[Start Working data]
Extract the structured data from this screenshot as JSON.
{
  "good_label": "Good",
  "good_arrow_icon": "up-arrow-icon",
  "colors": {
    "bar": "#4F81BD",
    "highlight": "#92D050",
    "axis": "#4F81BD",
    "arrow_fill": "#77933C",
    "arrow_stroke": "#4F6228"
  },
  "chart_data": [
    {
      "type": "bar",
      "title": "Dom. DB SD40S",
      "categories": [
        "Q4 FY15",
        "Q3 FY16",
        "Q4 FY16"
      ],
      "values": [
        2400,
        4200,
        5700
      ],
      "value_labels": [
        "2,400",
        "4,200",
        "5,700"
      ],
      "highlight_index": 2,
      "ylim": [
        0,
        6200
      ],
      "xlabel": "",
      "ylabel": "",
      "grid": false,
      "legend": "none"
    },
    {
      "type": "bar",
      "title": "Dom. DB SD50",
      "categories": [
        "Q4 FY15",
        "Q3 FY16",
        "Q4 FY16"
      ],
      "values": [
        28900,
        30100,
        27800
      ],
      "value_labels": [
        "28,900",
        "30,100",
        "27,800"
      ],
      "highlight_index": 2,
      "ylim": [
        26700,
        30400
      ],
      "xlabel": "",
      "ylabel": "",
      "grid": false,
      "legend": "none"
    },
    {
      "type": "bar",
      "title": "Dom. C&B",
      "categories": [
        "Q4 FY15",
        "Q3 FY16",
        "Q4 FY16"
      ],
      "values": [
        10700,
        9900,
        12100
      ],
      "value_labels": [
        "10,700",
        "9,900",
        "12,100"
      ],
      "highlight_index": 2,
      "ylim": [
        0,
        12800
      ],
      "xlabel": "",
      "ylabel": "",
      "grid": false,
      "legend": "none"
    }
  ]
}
[End Working data]
:: What the task asks ::
The records above are to be copied in full, exactly as written.

:: Result for this exercise ::
Extract the structured data from this screenshot as JSON.
{
  "good_label": "Good",
  "good_arrow_icon": "up-arrow-icon",
  "colors": {
    "bar": "#4F81BD",
    "highlight": "#92D050",
    "axis": "#4F81BD",
    "arrow_fill": "#77933C",
    "arrow_stroke": "#4F6228"
  },
  "chart_data": [
    {
      "type": "bar",
      "title": "Dom. DB SD40S",
      "categories": [
        "Q4 FY15",
        "Q3 FY16",
        "Q4 FY16"
      ],
      "values": [
        2400,
        4200,
        5700
      ],
      "value_labels": [
        "2,400",
        "4,200",
        "5,700"
      ],
      "highlight_index": 2,
      "ylim": [
        0,
        6200
      ],
      "xlabel": "",
      "ylabel": "",
      "grid": false,
      "legend": "none"
    },
    {
      "type": "bar",
      "title": "Dom. DB SD50",
      "categories": [
        "Q4 FY15",
        "Q3 FY16",
        "Q4 FY16"
      ],
      "values": [
        28900,
        30100,
        27800
      ],
      "value_labels": [
        "28,900",
        "30,100",
        "27,800"
      ],
      "highlight_index": 2,
      "ylim": [
        26700,
        30400
      ],
      "xlabel": "",
      "ylabel": "",
      "grid": false,
      "legend": "none"
    },
    {
      "type": "bar",
      "title": "Dom. C&B",
      "categories": [
        "Q4 FY15",
        "Q3 FY16",
        "Q4 FY16"
      ],
      "values": [
        10700,
        9900,
        12100
      ],
      "value_labels": [
        "10,700",
        "9,900",
        "12,100"
      ],
      "highlight_index": 2,
      "ylim": [
        0,
        12800
      ],
      "xlabel": "",
      "ylabel": "",
      "grid": false,
      "legend": "none"
    }
  ]
}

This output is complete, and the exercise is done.